- Figure record listings
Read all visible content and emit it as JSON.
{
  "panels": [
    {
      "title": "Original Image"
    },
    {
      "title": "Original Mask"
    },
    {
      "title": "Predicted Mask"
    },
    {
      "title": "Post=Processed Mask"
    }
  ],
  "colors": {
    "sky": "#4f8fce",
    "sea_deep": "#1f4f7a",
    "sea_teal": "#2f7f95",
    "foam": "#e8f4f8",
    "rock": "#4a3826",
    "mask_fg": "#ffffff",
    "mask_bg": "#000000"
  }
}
---
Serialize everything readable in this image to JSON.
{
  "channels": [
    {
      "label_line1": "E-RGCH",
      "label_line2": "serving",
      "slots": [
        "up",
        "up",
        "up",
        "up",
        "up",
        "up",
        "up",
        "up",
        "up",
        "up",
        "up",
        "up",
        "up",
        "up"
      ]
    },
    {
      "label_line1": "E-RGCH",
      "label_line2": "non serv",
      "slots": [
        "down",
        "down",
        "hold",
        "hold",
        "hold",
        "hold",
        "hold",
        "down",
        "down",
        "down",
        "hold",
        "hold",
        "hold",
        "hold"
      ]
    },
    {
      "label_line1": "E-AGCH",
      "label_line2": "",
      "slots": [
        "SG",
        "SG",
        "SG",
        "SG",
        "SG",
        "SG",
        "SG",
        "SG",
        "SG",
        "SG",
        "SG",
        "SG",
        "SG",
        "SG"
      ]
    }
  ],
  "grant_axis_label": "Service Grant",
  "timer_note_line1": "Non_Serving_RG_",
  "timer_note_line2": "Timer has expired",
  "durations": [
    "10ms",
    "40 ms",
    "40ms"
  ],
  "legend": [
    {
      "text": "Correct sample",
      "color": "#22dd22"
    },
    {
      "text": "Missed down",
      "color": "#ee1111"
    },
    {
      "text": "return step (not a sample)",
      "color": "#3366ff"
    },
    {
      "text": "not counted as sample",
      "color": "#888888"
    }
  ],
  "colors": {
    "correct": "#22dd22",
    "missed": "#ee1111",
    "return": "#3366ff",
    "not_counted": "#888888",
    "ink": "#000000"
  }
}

- AIM OF THE TASK
Pull every line containing the word "text" out of the material.

- ANSWER TO THE EXERCISE
      "text": "Correct sample",
      "text": "Missed down",
      "text": "return step (not a sample)",
      "text": "not counted as sample",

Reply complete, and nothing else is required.